-- RECORDS PROVIDED start --

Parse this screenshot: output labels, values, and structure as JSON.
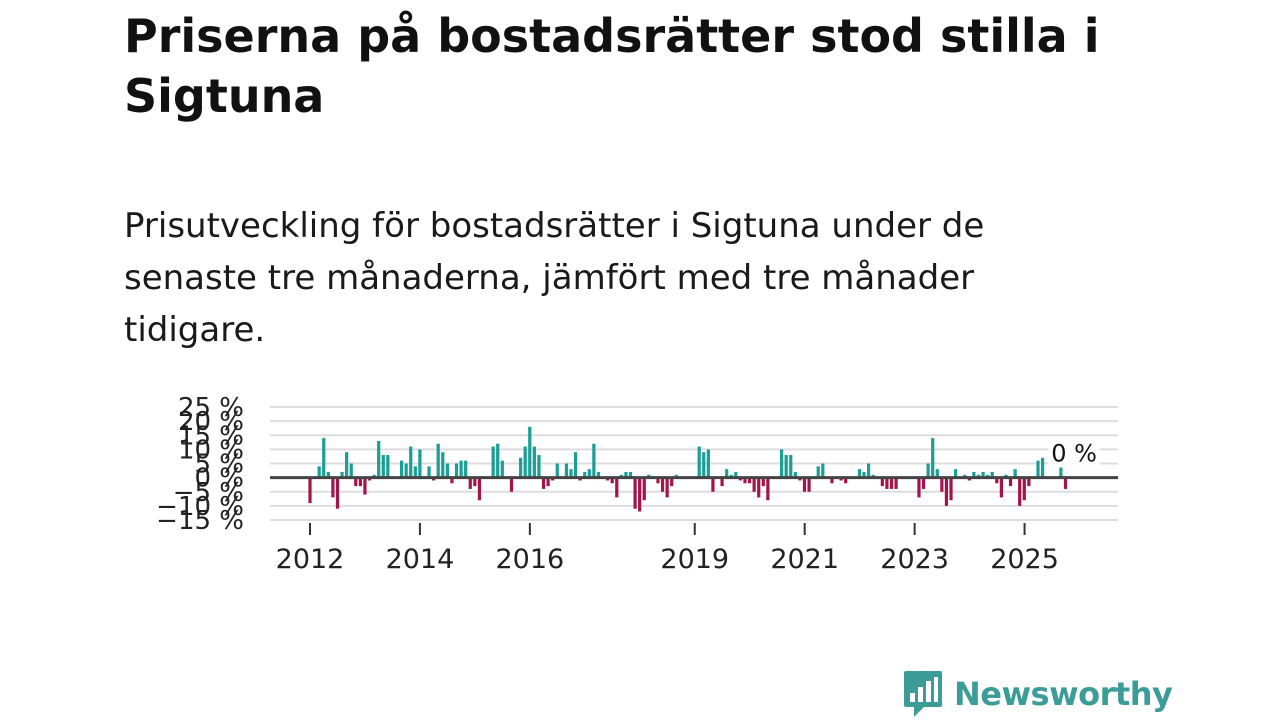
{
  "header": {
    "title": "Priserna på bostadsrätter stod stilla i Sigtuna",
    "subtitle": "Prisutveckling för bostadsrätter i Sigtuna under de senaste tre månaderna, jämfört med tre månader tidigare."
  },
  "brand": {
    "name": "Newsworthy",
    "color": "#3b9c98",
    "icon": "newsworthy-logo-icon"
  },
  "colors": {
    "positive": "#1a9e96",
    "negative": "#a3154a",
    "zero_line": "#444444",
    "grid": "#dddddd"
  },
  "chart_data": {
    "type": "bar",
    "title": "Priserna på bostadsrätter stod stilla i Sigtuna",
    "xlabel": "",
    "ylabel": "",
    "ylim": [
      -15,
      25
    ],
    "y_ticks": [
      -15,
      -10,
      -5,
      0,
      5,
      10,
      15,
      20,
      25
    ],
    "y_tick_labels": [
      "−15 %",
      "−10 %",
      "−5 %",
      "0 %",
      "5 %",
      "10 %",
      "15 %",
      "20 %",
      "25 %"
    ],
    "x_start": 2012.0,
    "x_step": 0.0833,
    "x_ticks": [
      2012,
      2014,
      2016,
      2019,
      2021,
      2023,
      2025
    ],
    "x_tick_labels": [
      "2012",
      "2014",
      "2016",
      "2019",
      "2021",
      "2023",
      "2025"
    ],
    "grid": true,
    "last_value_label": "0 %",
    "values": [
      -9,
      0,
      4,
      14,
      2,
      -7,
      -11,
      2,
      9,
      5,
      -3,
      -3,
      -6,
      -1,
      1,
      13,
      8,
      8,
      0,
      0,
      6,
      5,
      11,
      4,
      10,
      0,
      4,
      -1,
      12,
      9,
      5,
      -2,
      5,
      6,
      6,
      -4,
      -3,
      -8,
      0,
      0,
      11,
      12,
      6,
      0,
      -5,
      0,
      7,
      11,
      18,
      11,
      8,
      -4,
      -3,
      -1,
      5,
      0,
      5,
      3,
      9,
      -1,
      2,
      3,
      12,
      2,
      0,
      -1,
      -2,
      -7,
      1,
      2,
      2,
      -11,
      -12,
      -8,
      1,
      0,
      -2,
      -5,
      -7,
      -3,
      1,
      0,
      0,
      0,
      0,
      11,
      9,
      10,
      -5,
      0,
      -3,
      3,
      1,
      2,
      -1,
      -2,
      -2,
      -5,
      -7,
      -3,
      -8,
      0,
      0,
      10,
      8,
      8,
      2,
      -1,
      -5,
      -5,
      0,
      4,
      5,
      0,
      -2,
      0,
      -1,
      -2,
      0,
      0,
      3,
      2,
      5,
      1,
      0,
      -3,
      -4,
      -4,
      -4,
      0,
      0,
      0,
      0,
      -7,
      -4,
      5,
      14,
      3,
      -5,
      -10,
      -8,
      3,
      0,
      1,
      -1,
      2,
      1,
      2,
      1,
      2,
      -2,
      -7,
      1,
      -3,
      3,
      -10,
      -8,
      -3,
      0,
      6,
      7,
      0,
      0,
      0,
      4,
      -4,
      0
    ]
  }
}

-- RECORDS PROVIDED end --

- _THE EXERCISE_: Repeat the records above exactly, leaving out the pictures.

- _EXERCISE RESULT_:
Parse this screenshot: output labels, values, and structure as JSON.
{
  "header": {
    "title": "Priserna på bostadsrätter stod stilla i Sigtuna",
    "subtitle": "Prisutveckling för bostadsrätter i Sigtuna under de senaste tre månaderna, jämfört med tre månader tidigare."
  },
  "brand": {
    "name": "Newsworthy",
    "color": "#3b9c98",
    "icon": "newsworthy-logo-icon"
  },
  "colors": {
    "positive": "#1a9e96",
    "negative": "#a3154a",
    "zero_line": "#444444",
    "grid": "#dddddd"
  },
  "chart_data": {
    "type": "bar",
    "title": "Priserna på bostadsrätter stod stilla i Sigtuna",
    "xlabel": "",
    "ylabel": "",
    "ylim": [
      -15,
      25
    ],
    "y_ticks": [
      -15,
      -10,
      -5,
      0,
      5,
      10,
      15,
      20,
      25
    ],
    "y_tick_labels": [
      "−15 %",
      "−10 %",
      "−5 %",
      "0 %",
      "5 %",
      "10 %",
      "15 %",
      "20 %",
      "25 %"
    ],
    "x_start": 2012.0,
    "x_step": 0.0833,
    "x_ticks": [
      2012,
      2014,
      2016,
      2019,
      2021,
      2023,
      2025
    ],
    "x_tick_labels": [
      "2012",
      "2014",
      "2016",
      "2019",
      "2021",
      "2023",
      "2025"
    ],
    "grid": true,
    "last_value_label": "0 %",
    "values": [
      -9,
      0,
      4,
      14,
      2,
      -7,
      -11,
      2,
      9,
      5,
      -3,
      -3,
      -6,
      -1,
      1,
      13,
      8,
      8,
      0,
      0,
      6,
      5,
      11,
      4,
      10,
      0,
      4,
      -1,
      12,
      9,
      5,
      -2,
      5,
      6,
      6,
      -4,
      -3,
      -8,
      0,
      0,
      11,
      12,
      6,
      0,
      -5,
      0,
      7,
      11,
      18,
      11,
      8,
      -4,
      -3,
      -1,
      5,
      0,
      5,
      3,
      9,
      -1,
      2,
      3,
      12,
      2,
      0,
      -1,
      -2,
      -7,
      1,
      2,
      2,
      -11,
      -12,
      -8,
      1,
      0,
      -2,
      -5,
      -7,
      -3,
      1,
      0,
      0,
      0,
      0,
      11,
      9,
      10,
      -5,
      0,
      -3,
      3,
      1,
      2,
      -1,
      -2,
      -2,
      -5,
      -7,
      -3,
      -8,
      0,
      0,
      10,
      8,
      8,
      2,
      -1,
      -5,
      -5,
      0,
      4,
      5,
      0,
      -2,
      0,
      -1,
      -2,
      0,
      0,
      3,
      2,
      5,
      1,
      0,
      -3,
      -4,
      -4,
      -4,
      0,
      0,
      0,
      0,
      -7,
      -4,
      5,
      14,
      3,
      -5,
      -10,
      -8,
      3,
      0,
      1,
      -1,
      2,
      1,
      2,
      1,
      2,
      -2,
      -7,
      1,
      -3,
      3,
      -10,
      -8,
      -3,
      0,
      6,
      7,
      0,
      0,
      0,
      4,
      -4,
      0
    ]
  }
}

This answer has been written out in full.